DIRECTIONS
Show every line below where "page" can be found.

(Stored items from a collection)
___

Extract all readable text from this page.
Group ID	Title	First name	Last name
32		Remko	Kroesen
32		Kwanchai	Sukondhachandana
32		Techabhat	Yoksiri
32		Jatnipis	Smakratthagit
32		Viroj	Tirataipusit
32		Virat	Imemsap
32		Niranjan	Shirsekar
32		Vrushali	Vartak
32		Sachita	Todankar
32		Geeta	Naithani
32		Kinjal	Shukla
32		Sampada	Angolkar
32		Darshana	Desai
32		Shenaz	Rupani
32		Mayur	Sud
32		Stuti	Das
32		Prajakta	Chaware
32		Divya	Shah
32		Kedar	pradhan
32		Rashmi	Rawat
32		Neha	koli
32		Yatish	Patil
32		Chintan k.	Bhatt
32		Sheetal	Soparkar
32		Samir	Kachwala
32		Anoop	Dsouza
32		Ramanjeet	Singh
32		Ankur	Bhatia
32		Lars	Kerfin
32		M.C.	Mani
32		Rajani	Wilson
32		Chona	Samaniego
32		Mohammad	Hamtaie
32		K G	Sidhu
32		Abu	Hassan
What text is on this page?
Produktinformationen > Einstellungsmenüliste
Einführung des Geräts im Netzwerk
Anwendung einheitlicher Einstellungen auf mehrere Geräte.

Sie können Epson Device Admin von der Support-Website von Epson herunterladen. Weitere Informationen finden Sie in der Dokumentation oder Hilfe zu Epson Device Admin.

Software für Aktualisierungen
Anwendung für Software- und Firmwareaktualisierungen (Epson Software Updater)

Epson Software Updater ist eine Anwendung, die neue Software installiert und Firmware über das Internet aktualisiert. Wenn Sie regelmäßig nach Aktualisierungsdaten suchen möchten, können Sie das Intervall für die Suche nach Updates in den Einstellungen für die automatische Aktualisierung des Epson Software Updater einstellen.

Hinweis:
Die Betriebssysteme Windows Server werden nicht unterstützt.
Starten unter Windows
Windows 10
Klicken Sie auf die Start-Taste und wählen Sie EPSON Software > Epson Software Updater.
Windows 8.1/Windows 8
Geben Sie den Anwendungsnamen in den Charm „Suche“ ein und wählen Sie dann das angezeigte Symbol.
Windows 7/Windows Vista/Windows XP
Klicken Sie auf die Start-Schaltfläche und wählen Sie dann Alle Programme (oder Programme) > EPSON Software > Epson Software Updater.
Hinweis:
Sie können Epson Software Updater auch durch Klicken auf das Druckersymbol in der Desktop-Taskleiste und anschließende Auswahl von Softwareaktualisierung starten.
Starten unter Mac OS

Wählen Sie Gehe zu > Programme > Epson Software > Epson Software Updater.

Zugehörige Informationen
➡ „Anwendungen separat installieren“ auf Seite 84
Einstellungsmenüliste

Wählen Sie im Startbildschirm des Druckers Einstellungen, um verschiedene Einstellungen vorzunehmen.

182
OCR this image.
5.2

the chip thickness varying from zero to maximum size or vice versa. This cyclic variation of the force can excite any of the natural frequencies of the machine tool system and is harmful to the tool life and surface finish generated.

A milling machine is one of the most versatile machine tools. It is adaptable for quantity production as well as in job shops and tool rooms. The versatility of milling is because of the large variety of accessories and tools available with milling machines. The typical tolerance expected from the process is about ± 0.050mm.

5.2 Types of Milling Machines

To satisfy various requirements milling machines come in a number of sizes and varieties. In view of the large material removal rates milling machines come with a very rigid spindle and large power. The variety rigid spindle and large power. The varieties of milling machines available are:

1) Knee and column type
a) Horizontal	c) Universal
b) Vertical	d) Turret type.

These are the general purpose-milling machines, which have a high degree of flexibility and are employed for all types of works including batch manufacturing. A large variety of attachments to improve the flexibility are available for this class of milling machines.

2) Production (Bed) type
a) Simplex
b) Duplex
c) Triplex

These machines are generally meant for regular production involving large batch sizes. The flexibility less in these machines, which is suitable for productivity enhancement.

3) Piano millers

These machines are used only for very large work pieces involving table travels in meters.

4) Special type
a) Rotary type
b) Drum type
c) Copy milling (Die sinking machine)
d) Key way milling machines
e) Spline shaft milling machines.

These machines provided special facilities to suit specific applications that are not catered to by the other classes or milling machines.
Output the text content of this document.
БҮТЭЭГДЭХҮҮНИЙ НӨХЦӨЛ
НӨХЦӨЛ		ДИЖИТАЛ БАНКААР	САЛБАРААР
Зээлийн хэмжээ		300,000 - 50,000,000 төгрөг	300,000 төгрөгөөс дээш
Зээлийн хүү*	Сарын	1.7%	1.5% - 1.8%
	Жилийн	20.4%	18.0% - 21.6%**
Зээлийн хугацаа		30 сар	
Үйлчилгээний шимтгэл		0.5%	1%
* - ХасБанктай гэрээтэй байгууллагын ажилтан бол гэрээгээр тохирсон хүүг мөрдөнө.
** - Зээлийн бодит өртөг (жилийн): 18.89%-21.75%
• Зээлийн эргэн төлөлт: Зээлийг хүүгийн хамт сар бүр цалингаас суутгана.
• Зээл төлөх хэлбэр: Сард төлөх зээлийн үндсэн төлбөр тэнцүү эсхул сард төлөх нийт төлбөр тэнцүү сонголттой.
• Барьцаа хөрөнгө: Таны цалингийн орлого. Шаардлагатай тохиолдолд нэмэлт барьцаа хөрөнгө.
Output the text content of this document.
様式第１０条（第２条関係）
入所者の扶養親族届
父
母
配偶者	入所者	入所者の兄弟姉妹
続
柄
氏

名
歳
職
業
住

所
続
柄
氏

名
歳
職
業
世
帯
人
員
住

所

___

RESULT OF THE TASK
Extract all readable text from this page.
What text is on this page?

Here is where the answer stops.